___ Materials provided ___

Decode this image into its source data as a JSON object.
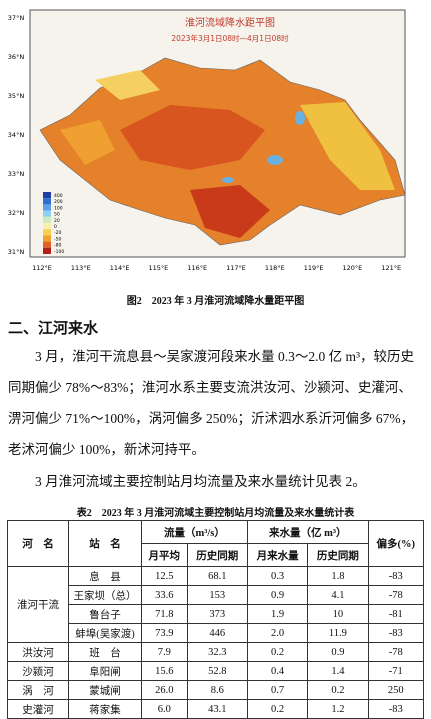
{
  "figure": {
    "map_title": "淮河流域降水距平图",
    "map_subtitle": "2023年3月1日08时—4月1日08时",
    "lat_labels": [
      "37°N",
      "36°N",
      "35°N",
      "34°N",
      "33°N",
      "32°N",
      "31°N"
    ],
    "lon_labels": [
      "112°E",
      "113°E",
      "114°E",
      "115°E",
      "116°E",
      "117°E",
      "118°E",
      "119°E",
      "120°E",
      "121°E"
    ],
    "legend": [
      "400",
      "200",
      "100",
      "50",
      "20",
      "0",
      "-20",
      "-50",
      "-80",
      "-100"
    ],
    "caption": "图2　2023 年 3 月淮河流域降水量距平图"
  },
  "section": {
    "heading": "二、江河来水",
    "paragraphs": [
      {
        "lines": [
          "3 月，淮河干流息县～吴家渡河段来水量 0.3～2.0 亿 m³，较历史",
          "同期偏少 78%～83%；淮河水系主要支流洪汝河、沙颍河、史灌河、",
          "淠河偏少 71%～100%，涡河偏多 250%；沂沭泗水系沂河偏多 67%，",
          "老沭河偏少 100%，新沭河持平。"
        ]
      },
      {
        "lines": [
          "3 月淮河流域主要控制站月均流量及来水量统计见表 2。"
        ]
      }
    ]
  },
  "table": {
    "caption": "表2　2023 年 3 月淮河流域主要控制站月均流量及来水量统计表",
    "header": {
      "river": "河　名",
      "station": "站　名",
      "flow": "流量（m³/s）",
      "volume": "来水量（亿 m³）",
      "change": "偏多(%)",
      "sub": [
        "月平均",
        "历史同期",
        "月来水量",
        "历史同期"
      ]
    },
    "groups": [
      {
        "river": "淮河干流",
        "rows": [
          [
            "息　县",
            "12.5",
            "68.1",
            "0.3",
            "1.8",
            "-83"
          ],
          [
            "王家坝（总）",
            "33.6",
            "153",
            "0.9",
            "4.1",
            "-78"
          ],
          [
            "鲁台子",
            "71.8",
            "373",
            "1.9",
            "10",
            "-81"
          ],
          [
            "蚌埠(吴家渡)",
            "73.9",
            "446",
            "2.0",
            "11.9",
            "-83"
          ]
        ]
      },
      {
        "river": "洪汝河",
        "rows": [
          [
            "班　台",
            "7.9",
            "32.3",
            "0.2",
            "0.9",
            "-78"
          ]
        ]
      },
      {
        "river": "沙颍河",
        "rows": [
          [
            "阜阳闸",
            "15.6",
            "52.8",
            "0.4",
            "1.4",
            "-71"
          ]
        ]
      },
      {
        "river": "涡　河",
        "rows": [
          [
            "蒙城闸",
            "26.0",
            "8.6",
            "0.7",
            "0.2",
            "250"
          ]
        ]
      },
      {
        "river": "史灌河",
        "rows": [
          [
            "蒋家集",
            "6.0",
            "43.1",
            "0.2",
            "1.2",
            "-83"
          ]
        ]
      }
    ]
  }
}
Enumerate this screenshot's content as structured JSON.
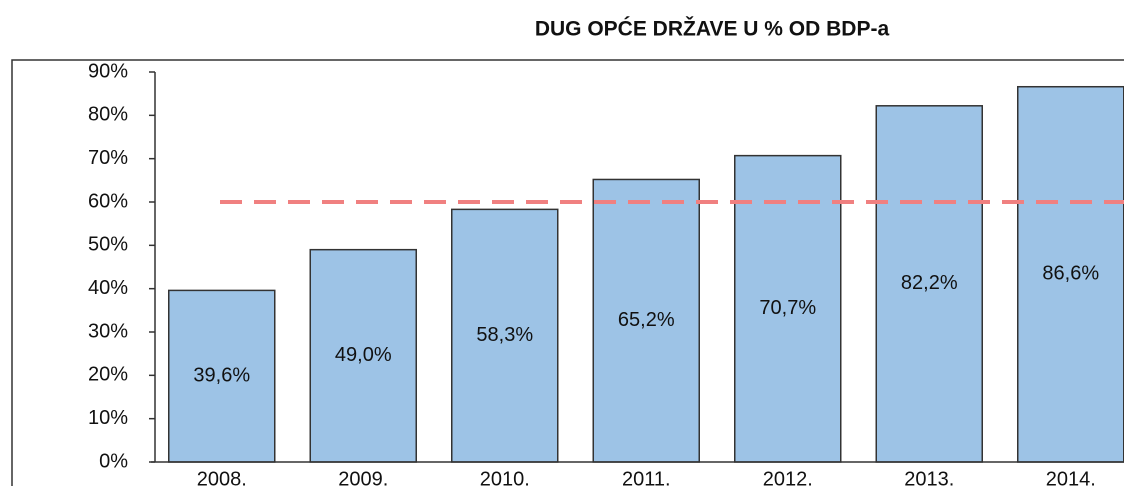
{
  "chart_data": {
    "type": "bar",
    "title": "DUG OPĆE DRŽAVE U % OD BDP-a",
    "categories": [
      "2008.",
      "2009.",
      "2010.",
      "2011.",
      "2012.",
      "2013.",
      "2014."
    ],
    "values": [
      39.6,
      49.0,
      58.3,
      65.2,
      70.7,
      82.2,
      86.6
    ],
    "value_labels": [
      "39,6%",
      "49,0%",
      "58,3%",
      "65,2%",
      "70,7%",
      "82,2%",
      "86,6%"
    ],
    "color": "#9dc3e6",
    "ylim": [
      0,
      90
    ],
    "yticks": [
      {
        "value": 0,
        "label": "0%"
      },
      {
        "value": 10,
        "label": "10%"
      },
      {
        "value": 20,
        "label": "20%"
      },
      {
        "value": 30,
        "label": "30%"
      },
      {
        "value": 40,
        "label": "40%"
      },
      {
        "value": 50,
        "label": "50%"
      },
      {
        "value": 60,
        "label": "60%"
      },
      {
        "value": 70,
        "label": "70%"
      },
      {
        "value": 80,
        "label": "80%"
      },
      {
        "value": 90,
        "label": "90%"
      }
    ],
    "reference_line": {
      "value": 60,
      "color": "#f08080"
    }
  }
}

___

» **Challenge**: Give again the lines from the line that contains "Enumerate this screenshot's" through the last line of the material above, exactly and with both ends included. Omit the pictures.

» **Result of this task**:
Enumerate this screenshot's content as structured JSON.
{
  "chart_data": {
    "type": "bar",
    "title": "DUG OPĆE DRŽAVE U % OD BDP-a",
    "categories": [
      "2008.",
      "2009.",
      "2010.",
      "2011.",
      "2012.",
      "2013.",
      "2014."
    ],
    "values": [
      39.6,
      49.0,
      58.3,
      65.2,
      70.7,
      82.2,
      86.6
    ],
    "value_labels": [
      "39,6%",
      "49,0%",
      "58,3%",
      "65,2%",
      "70,7%",
      "82,2%",
      "86,6%"
    ],
    "color": "#9dc3e6",
    "ylim": [
      0,
      90
    ],
    "yticks": [
      {
        "value": 0,
        "label": "0%"
      },
      {
        "value": 10,
        "label": "10%"
      },
      {
        "value": 20,
        "label": "20%"
      },
      {
        "value": 30,
        "label": "30%"
      },
      {
        "value": 40,
        "label": "40%"
      },
      {
        "value": 50,
        "label": "50%"
      },
      {
        "value": 60,
        "label": "60%"
      },
      {
        "value": 70,
        "label": "70%"
      },
      {
        "value": 80,
        "label": "80%"
      },
      {
        "value": 90,
        "label": "90%"
      }
    ],
    "reference_line": {
      "value": 60,
      "color": "#f08080"
    }
  }
}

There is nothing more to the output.